Ausgelesener Text:
────

Im Grunde eine Mischung aus dem Vampirthema und Rebecca von Daphne du Maurier in der Hitchcock-Verfilmung. Eleonore als tragische Figur. Richard verfällt der Untoten immer mehr, will sie aber dennoch mit Zauberei bezwingen und geht aber gemeinsam in den Tod.

Europäisches Hansemuseum – so muss Museum heute sein

18. September 2019

Die Kaufleute der Hanse.

Die Kaufleute der Hanse.

So stelle ich mir ein Museum mit moderner, zeitgemäßer Museumskonzeption vor. Am Ende meines Aufenthalts in Lübeck besuchte ich das Europäische Hansemuseum und es war schlichtweg ein Erlebnis.
Die Hanse ist eine Mischung aus EU, NATO und OPEC des Mittelalters und nachdem ich bereits in zahlreichen Hansestädten war, war Lübeck das Zentrum dieses Reichs von Kaufmänner. Ich war von dem Museum so begeistert, dass ich mir gleich den Museumskatalog und zwei Bücher Die Hanse und Die Deutsche Hanse: Eine heimliche Supermacht im Shop kaufte und auf der 6 stündigen Heimfahrt nach Bayern verschlang.

────

Dateneinträge
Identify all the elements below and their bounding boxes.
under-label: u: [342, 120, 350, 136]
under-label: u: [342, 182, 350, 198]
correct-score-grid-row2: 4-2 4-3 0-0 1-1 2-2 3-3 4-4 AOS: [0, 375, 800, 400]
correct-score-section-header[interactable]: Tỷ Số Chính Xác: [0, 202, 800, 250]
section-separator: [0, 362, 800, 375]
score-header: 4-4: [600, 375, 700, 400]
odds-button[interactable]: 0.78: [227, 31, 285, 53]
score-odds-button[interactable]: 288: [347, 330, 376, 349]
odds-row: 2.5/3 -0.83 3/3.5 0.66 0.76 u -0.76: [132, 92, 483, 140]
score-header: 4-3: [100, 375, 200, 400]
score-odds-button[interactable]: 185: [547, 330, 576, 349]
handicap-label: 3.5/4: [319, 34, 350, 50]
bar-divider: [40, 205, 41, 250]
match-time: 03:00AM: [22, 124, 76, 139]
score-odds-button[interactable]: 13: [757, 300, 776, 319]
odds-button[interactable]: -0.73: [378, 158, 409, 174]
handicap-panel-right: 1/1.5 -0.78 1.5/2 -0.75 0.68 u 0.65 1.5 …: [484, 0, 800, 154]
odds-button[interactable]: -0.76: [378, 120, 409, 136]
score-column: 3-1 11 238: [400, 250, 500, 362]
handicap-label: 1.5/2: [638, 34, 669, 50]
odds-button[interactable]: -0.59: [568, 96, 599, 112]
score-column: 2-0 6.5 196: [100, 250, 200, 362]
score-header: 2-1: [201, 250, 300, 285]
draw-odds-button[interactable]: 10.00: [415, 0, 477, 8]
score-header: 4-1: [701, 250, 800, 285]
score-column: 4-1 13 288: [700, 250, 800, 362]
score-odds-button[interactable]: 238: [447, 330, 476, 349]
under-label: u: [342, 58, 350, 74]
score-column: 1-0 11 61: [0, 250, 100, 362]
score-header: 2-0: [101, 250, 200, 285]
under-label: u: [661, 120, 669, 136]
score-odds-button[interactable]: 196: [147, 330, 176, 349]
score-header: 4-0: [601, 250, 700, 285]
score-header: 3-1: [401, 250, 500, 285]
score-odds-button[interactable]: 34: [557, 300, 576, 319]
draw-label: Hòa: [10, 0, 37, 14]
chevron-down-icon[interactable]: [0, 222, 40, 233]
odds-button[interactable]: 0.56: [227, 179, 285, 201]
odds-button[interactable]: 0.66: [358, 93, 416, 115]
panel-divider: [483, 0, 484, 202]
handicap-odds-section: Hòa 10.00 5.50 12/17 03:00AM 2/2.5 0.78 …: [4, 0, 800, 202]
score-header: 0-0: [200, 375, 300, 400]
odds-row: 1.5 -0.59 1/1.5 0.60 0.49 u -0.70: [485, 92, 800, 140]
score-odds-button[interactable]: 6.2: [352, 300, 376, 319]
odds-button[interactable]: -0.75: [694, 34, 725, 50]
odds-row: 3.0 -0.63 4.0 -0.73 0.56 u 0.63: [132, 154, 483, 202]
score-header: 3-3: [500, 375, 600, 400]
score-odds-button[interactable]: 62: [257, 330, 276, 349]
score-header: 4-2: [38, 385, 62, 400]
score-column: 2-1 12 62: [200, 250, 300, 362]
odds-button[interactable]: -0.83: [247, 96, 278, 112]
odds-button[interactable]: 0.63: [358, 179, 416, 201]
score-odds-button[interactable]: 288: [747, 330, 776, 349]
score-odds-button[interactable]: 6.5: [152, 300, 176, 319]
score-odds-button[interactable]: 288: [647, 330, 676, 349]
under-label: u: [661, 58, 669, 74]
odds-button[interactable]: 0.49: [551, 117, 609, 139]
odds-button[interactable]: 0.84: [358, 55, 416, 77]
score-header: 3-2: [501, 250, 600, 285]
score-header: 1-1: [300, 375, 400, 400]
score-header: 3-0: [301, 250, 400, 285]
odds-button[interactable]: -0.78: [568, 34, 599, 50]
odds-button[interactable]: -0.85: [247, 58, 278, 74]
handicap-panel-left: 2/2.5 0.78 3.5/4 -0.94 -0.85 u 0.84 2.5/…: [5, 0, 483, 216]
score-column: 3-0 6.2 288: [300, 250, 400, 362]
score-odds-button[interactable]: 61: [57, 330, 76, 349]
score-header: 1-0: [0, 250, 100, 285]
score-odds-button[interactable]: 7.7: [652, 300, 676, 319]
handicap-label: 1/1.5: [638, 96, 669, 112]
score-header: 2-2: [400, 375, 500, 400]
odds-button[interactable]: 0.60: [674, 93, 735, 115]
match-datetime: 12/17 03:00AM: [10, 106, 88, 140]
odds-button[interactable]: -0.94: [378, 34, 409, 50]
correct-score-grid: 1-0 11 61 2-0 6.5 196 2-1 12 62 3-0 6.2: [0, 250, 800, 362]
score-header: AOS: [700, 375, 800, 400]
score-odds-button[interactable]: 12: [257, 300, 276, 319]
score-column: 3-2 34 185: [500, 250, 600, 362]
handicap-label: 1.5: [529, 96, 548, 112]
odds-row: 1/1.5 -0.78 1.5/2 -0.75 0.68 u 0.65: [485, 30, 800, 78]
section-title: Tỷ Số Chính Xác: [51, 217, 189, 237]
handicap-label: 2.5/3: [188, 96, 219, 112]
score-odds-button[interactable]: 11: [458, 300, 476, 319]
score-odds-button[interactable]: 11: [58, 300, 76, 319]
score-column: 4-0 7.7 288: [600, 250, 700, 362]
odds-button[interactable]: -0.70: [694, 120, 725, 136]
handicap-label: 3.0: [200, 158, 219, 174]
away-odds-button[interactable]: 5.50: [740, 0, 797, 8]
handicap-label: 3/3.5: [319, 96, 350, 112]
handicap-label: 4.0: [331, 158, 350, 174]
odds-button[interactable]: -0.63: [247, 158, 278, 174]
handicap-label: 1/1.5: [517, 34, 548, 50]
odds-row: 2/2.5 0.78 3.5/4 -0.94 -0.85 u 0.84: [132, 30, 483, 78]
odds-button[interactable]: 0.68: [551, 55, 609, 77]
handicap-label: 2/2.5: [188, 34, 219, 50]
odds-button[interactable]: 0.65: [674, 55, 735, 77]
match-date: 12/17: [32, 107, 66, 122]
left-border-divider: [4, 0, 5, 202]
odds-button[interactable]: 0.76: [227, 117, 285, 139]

────

Schreib den ausgelesenen Text vollständig und unverändert ab.

Deine Antwort:
Im Grunde eine Mischung aus dem Vampirthema und Rebecca von Daphne du Maurier in der Hitchcock-Verfilmung. Eleonore als tragische Figur. Richard verfällt der Untoten immer mehr, will sie aber dennoch mit Zauberei bezwingen und geht aber gemeinsam in den Tod.

Europäisches Hansemuseum – so muss Museum heute sein

18. September 2019

Die Kaufleute der Hanse.

Die Kaufleute der Hanse.

So stelle ich mir ein Museum mit moderner, zeitgemäßer Museumskonzeption vor. Am Ende meines Aufenthalts in Lübeck besuchte ich das Europäische Hansemuseum und es war schlichtweg ein Erlebnis.
Die Hanse ist eine Mischung aus EU, NATO und OPEC des Mittelalters und nachdem ich bereits in zahlreichen Hansestädten war, war Lübeck das Zentrum dieses Reichs von Kaufmänner. Ich war von dem Museum so begeistert, dass ich mir gleich den Museumskatalog und zwei Bücher Die Hanse und Die Deutsche Hanse: Eine heimliche Supermacht im Shop kaufte und auf der 6 stündigen Heimfahrt nach Bayern verschlang.